- [WORK TO DO] Repeat the lines below exactly as they appear, but leave out the images.

Structured figure records
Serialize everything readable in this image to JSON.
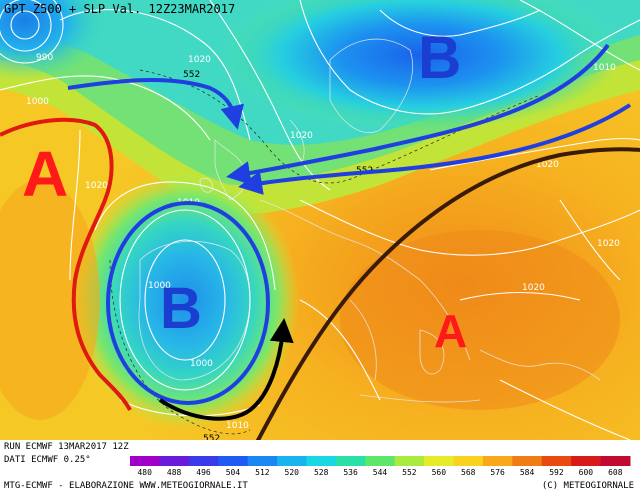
{
  "header": {
    "title": "GPT Z500 + SLP Val. 12Z23MAR2017"
  },
  "footer": {
    "run_line": "RUN ECMWF 13MAR2017 12Z",
    "data_line": "DATI ECMWF 0.25°",
    "credit_left": "MTG-ECMWF - ELABORAZIONE WWW.METEOGIORNALE.IT",
    "credit_right": "(C) METEOGIORNALE"
  },
  "colors": {
    "high_letter": "#ff1a1a",
    "low_letter": "#1a3fd0",
    "arrow_blue": "#1f3fe0",
    "arrow_black": "#000000",
    "arrow_brown": "#3a1a08",
    "red_boundary": "#e01a10"
  },
  "map_labels": {
    "highs": [
      "A",
      "A"
    ],
    "lows": [
      "B",
      "B"
    ],
    "isobars": [
      "990",
      "1000",
      "1020",
      "1020",
      "1010",
      "1020",
      "1010",
      "1000",
      "1000",
      "1020",
      "1020",
      "1020",
      "1010",
      "1010"
    ],
    "heights": [
      "552",
      "552",
      "552"
    ]
  },
  "legend": {
    "values": [
      "480",
      "488",
      "496",
      "504",
      "512",
      "520",
      "528",
      "536",
      "544",
      "552",
      "560",
      "568",
      "576",
      "584",
      "592",
      "600",
      "608"
    ],
    "colors": [
      "#a000c8",
      "#6a1ad8",
      "#3a3ae8",
      "#1f5af2",
      "#1a86f2",
      "#19b4f0",
      "#19d7e0",
      "#2be0a8",
      "#5ee66a",
      "#a8ea3e",
      "#e6ec2a",
      "#f8d21e",
      "#f8a81a",
      "#f07c16",
      "#e84a12",
      "#d81a18",
      "#c00c30"
    ]
  }
}
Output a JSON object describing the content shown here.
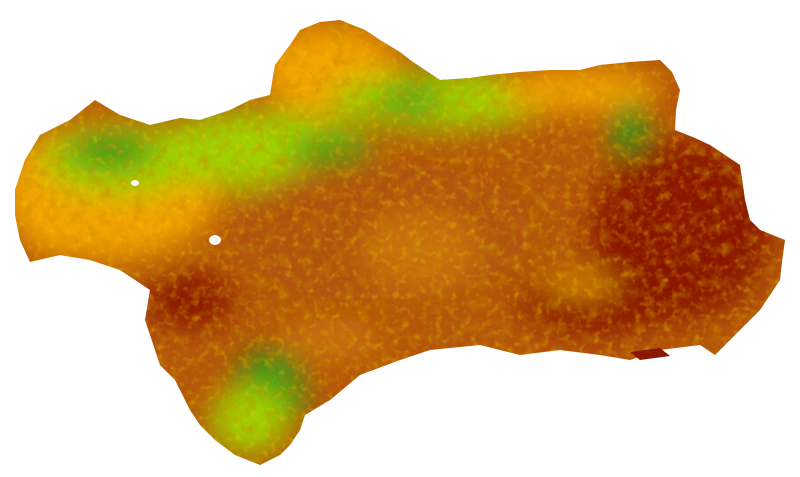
{
  "map": {
    "region": "Andalusia",
    "type": "raster-classified",
    "palette": {
      "class_1": "#2f9412",
      "class_2": "#9fd000",
      "class_3": "#f2a300",
      "class_4": "#c0600a",
      "class_5": "#8a1800"
    },
    "background": "#ffffff"
  }
}
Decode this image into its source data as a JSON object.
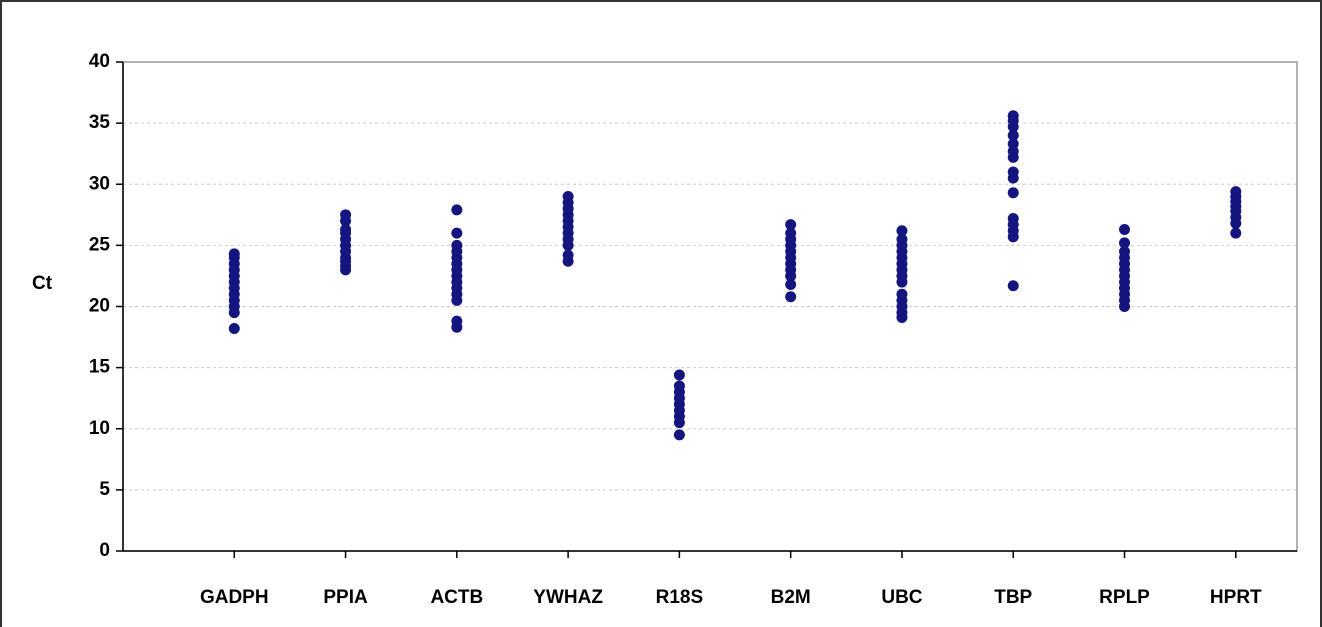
{
  "chart_data": {
    "type": "strip",
    "y_label": "Ct",
    "categories": [
      "GADPH",
      "PPIA",
      "ACTB",
      "YWHAZ",
      "R18S",
      "B2M",
      "UBC",
      "TBP",
      "RPLP",
      "HPRT"
    ],
    "values": [
      [
        18.2,
        19.5,
        20.0,
        20.5,
        21.0,
        21.5,
        22.0,
        22.5,
        23.0,
        23.5,
        24.0,
        24.3
      ],
      [
        23.0,
        23.3,
        23.7,
        24.0,
        24.5,
        25.0,
        25.5,
        26.0,
        26.3,
        27.0,
        27.5
      ],
      [
        18.3,
        18.8,
        20.5,
        21.0,
        21.5,
        22.0,
        22.5,
        23.0,
        23.5,
        24.0,
        24.5,
        25.0,
        26.0,
        27.9
      ],
      [
        23.7,
        24.2,
        25.0,
        25.5,
        26.0,
        26.5,
        27.0,
        27.5,
        28.0,
        28.5,
        29.0
      ],
      [
        9.5,
        10.5,
        11.0,
        11.5,
        12.0,
        12.5,
        13.0,
        13.5,
        14.4
      ],
      [
        20.8,
        21.8,
        22.5,
        23.0,
        23.5,
        24.0,
        24.5,
        25.0,
        25.5,
        26.0,
        26.7
      ],
      [
        19.1,
        19.5,
        20.0,
        20.5,
        21.0,
        22.0,
        22.5,
        23.0,
        23.5,
        24.0,
        24.5,
        25.0,
        25.5,
        26.2
      ],
      [
        21.7,
        25.7,
        26.2,
        26.7,
        27.2,
        29.3,
        30.5,
        31.0,
        32.2,
        32.7,
        33.3,
        34.0,
        34.7,
        35.2,
        35.6
      ],
      [
        20.0,
        20.5,
        21.0,
        21.5,
        22.0,
        22.5,
        23.0,
        23.5,
        24.0,
        24.5,
        25.2,
        26.3
      ],
      [
        26.0,
        26.8,
        27.3,
        27.8,
        28.2,
        28.6,
        29.0,
        29.4
      ]
    ],
    "color": "#15157f",
    "ylim": [
      0,
      40
    ],
    "yticks": [
      0,
      5,
      10,
      15,
      20,
      25,
      30,
      35,
      40
    ],
    "grid": true
  }
}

- [SOLUTION TO THE PROBLEM]
Serialize everything readable in this image to JSON.
{
  "header": {
    "title": "GPT Z500 + SLP Val. 12Z23MAR2017"
  },
  "footer": {
    "run_line": "RUN ECMWF 13MAR2017 12Z",
    "data_line": "DATI ECMWF 0.25°",
    "credit_left": "MTG-ECMWF - ELABORAZIONE WWW.METEOGIORNALE.IT",
    "credit_right": "(C) METEOGIORNALE"
  },
  "colors": {
    "high_letter": "#ff1a1a",
    "low_letter": "#1a3fd0",
    "arrow_blue": "#1f3fe0",
    "arrow_black": "#000000",
    "arrow_brown": "#3a1a08",
    "red_boundary": "#e01a10"
  },
  "map_labels": {
    "highs": [
      "A",
      "A"
    ],
    "lows": [
      "B",
      "B"
    ],
    "isobars": [
      "990",
      "1000",
      "1020",
      "1020",
      "1010",
      "1020",
      "1010",
      "1000",
      "1000",
      "1020",
      "1020",
      "1020",
      "1010",
      "1010"
    ],
    "heights": [
      "552",
      "552",
      "552"
    ]
  },
  "legend": {
    "values": [
      "480",
      "488",
      "496",
      "504",
      "512",
      "520",
      "528",
      "536",
      "544",
      "552",
      "560",
      "568",
      "576",
      "584",
      "592",
      "600",
      "608"
    ],
    "colors": [
      "#a000c8",
      "#6a1ad8",
      "#3a3ae8",
      "#1f5af2",
      "#1a86f2",
      "#19b4f0",
      "#19d7e0",
      "#2be0a8",
      "#5ee66a",
      "#a8ea3e",
      "#e6ec2a",
      "#f8d21e",
      "#f8a81a",
      "#f07c16",
      "#e84a12",
      "#d81a18",
      "#c00c30"
    ]
  }
}
Output a JSON object describing the content shown here.
{
  "map": {
    "region": "Andalusia",
    "type": "raster-classified",
    "palette": {
      "class_1": "#2f9412",
      "class_2": "#9fd000",
      "class_3": "#f2a300",
      "class_4": "#c0600a",
      "class_5": "#8a1800"
    },
    "background": "#ffffff"
  }
}
Decode this image into its source data as a JSON object.
{
  "chart_data": {
    "type": "strip",
    "y_label": "Ct",
    "categories": [
      "GADPH",
      "PPIA",
      "ACTB",
      "YWHAZ",
      "R18S",
      "B2M",
      "UBC",
      "TBP",
      "RPLP",
      "HPRT"
    ],
    "values": [
      [
        18.2,
        19.5,
        20.0,
        20.5,
        21.0,
        21.5,
        22.0,
        22.5,
        23.0,
        23.5,
        24.0,
        24.3
      ],
      [
        23.0,
        23.3,
        23.7,
        24.0,
        24.5,
        25.0,
        25.5,
        26.0,
        26.3,
        27.0,
        27.5
      ],
      [
        18.3,
        18.8,
        20.5,
        21.0,
        21.5,
        22.0,
        22.5,
        23.0,
        23.5,
        24.0,
        24.5,
        25.0,
        26.0,
        27.9
      ],
      [
        23.7,
        24.2,
        25.0,
        25.5,
        26.0,
        26.5,
        27.0,
        27.5,
        28.0,
        28.5,
        29.0
      ],
      [
        9.5,
        10.5,
        11.0,
        11.5,
        12.0,
        12.5,
        13.0,
        13.5,
        14.4
      ],
      [
        20.8,
        21.8,
        22.5,
        23.0,
        23.5,
        24.0,
        24.5,
        25.0,
        25.5,
        26.0,
        26.7
      ],
      [
        19.1,
        19.5,
        20.0,
        20.5,
        21.0,
        22.0,
        22.5,
        23.0,
        23.5,
        24.0,
        24.5,
        25.0,
        25.5,
        26.2
      ],
      [
        21.7,
        25.7,
        26.2,
        26.7,
        27.2,
        29.3,
        30.5,
        31.0,
        32.2,
        32.7,
        33.3,
        34.0,
        34.7,
        35.2,
        35.6
      ],
      [
        20.0,
        20.5,
        21.0,
        21.5,
        22.0,
        22.5,
        23.0,
        23.5,
        24.0,
        24.5,
        25.2,
        26.3
      ],
      [
        26.0,
        26.8,
        27.3,
        27.8,
        28.2,
        28.6,
        29.0,
        29.4
      ]
    ],
    "color": "#15157f",
    "ylim": [
      0,
      40
    ],
    "yticks": [
      0,
      5,
      10,
      15,
      20,
      25,
      30,
      35,
      40
    ],
    "grid": true
  }
}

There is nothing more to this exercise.